Stored records
--------------------------------
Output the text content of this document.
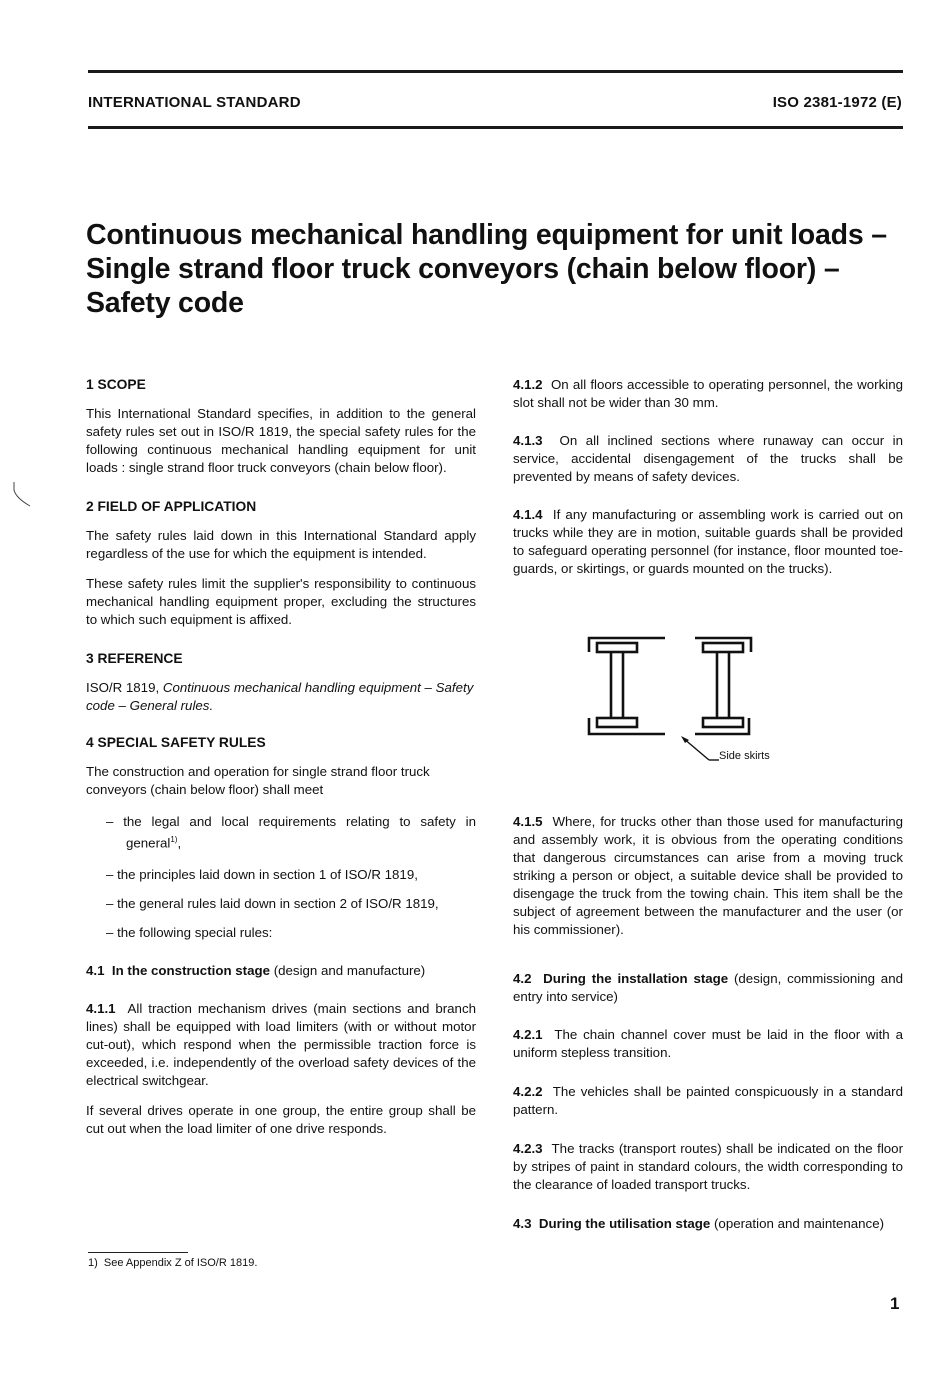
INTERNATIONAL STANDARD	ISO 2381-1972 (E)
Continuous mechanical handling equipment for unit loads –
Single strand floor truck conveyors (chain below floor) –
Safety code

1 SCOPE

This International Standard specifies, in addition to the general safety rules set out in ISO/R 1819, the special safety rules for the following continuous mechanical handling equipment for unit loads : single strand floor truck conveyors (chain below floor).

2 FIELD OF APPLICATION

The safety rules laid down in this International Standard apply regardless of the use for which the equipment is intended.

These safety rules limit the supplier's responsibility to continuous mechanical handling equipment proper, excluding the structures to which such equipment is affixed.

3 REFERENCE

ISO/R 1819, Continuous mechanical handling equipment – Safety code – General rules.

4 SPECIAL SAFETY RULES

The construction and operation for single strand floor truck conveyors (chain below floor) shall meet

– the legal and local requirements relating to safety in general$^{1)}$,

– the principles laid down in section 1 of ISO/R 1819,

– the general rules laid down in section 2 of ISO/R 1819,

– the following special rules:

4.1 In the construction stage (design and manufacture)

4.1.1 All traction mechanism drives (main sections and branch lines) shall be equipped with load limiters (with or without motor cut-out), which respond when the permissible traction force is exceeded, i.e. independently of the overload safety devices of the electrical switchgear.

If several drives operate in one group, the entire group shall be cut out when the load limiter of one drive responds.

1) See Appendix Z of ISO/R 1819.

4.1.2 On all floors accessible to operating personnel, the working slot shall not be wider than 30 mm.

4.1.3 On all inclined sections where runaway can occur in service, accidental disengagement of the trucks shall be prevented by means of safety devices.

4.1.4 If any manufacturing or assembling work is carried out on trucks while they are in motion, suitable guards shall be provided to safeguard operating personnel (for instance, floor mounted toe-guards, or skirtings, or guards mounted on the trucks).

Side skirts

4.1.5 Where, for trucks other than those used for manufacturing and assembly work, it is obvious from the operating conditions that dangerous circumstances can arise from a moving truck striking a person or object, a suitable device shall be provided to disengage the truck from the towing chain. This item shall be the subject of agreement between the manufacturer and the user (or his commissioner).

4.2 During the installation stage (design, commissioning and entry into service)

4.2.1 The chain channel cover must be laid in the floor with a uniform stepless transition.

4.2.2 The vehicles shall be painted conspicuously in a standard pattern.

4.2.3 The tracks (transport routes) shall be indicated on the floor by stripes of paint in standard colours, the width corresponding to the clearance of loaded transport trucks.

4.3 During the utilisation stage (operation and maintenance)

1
--------------------------------
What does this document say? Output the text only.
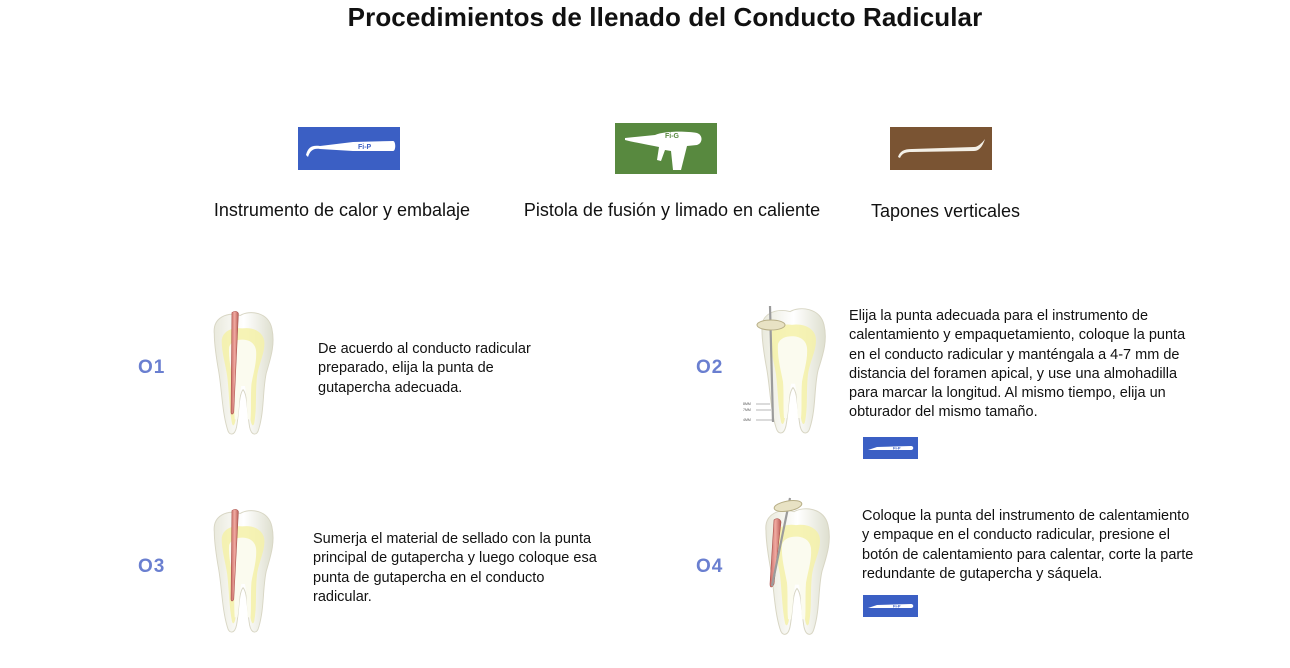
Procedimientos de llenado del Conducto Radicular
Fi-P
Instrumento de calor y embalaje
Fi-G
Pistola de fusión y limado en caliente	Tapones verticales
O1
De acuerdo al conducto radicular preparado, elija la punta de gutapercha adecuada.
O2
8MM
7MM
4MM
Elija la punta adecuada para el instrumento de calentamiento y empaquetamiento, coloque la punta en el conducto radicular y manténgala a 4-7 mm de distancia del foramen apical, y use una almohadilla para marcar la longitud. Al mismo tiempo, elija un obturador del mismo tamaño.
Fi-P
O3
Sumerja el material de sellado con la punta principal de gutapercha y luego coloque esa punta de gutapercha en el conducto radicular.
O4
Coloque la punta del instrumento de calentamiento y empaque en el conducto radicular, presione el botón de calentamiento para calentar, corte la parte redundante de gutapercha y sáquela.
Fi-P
--------------------------------
# Stated exercise
Using the entries above, state how many lines include the word "punta", with no other words.

# Result of the exercise
4